[Start]

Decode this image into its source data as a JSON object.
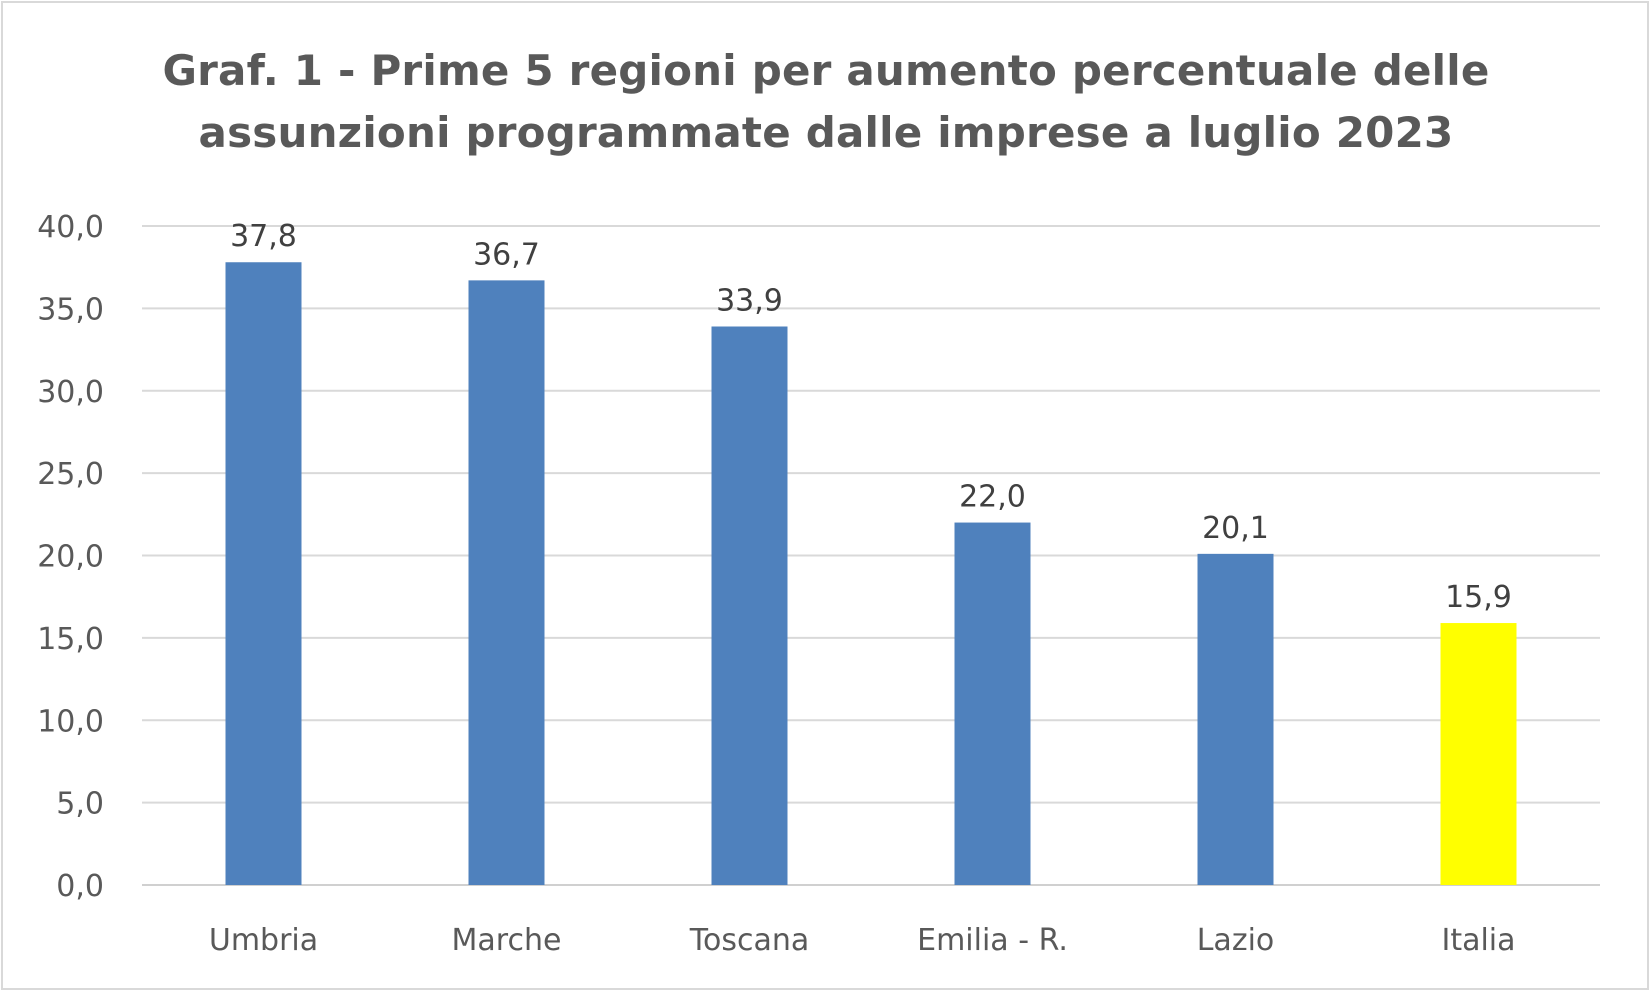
{
  "chart_data": {
    "type": "bar",
    "title_lines": [
      "Graf. 1 - Prime 5 regioni per aumento percentuale delle",
      "assunzioni programmate dalle imprese a luglio 2023"
    ],
    "categories": [
      "Umbria",
      "Marche",
      "Toscana",
      "Emilia - R.",
      "Lazio",
      "Italia"
    ],
    "values": [
      37.8,
      36.7,
      33.9,
      22.0,
      20.1,
      15.9
    ],
    "data_labels": [
      "37,8",
      "36,7",
      "33,9",
      "22,0",
      "20,1",
      "15,9"
    ],
    "ylim": [
      0,
      40
    ],
    "yticks": [
      "0,0",
      "5,0",
      "10,0",
      "15,0",
      "20,0",
      "25,0",
      "30,0",
      "35,0",
      "40,0"
    ],
    "ytick_values": [
      0,
      5,
      10,
      15,
      20,
      25,
      30,
      35,
      40
    ],
    "colors": [
      "#4f81bd",
      "#4f81bd",
      "#4f81bd",
      "#4f81bd",
      "#4f81bd",
      "#ffff00"
    ],
    "grid": true,
    "legend": "none",
    "xlabel": "",
    "ylabel": ""
  }
}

[End]

Retype everything in the material word for word, minus pictures.

• RESULT:
Decode this image into its source data as a JSON object.
{
  "chart_data": {
    "type": "bar",
    "title_lines": [
      "Graf. 1 - Prime 5 regioni per aumento percentuale delle",
      "assunzioni programmate dalle imprese a luglio 2023"
    ],
    "categories": [
      "Umbria",
      "Marche",
      "Toscana",
      "Emilia - R.",
      "Lazio",
      "Italia"
    ],
    "values": [
      37.8,
      36.7,
      33.9,
      22.0,
      20.1,
      15.9
    ],
    "data_labels": [
      "37,8",
      "36,7",
      "33,9",
      "22,0",
      "20,1",
      "15,9"
    ],
    "ylim": [
      0,
      40
    ],
    "yticks": [
      "0,0",
      "5,0",
      "10,0",
      "15,0",
      "20,0",
      "25,0",
      "30,0",
      "35,0",
      "40,0"
    ],
    "ytick_values": [
      0,
      5,
      10,
      15,
      20,
      25,
      30,
      35,
      40
    ],
    "colors": [
      "#4f81bd",
      "#4f81bd",
      "#4f81bd",
      "#4f81bd",
      "#4f81bd",
      "#ffff00"
    ],
    "grid": true,
    "legend": "none",
    "xlabel": "",
    "ylabel": ""
  }
}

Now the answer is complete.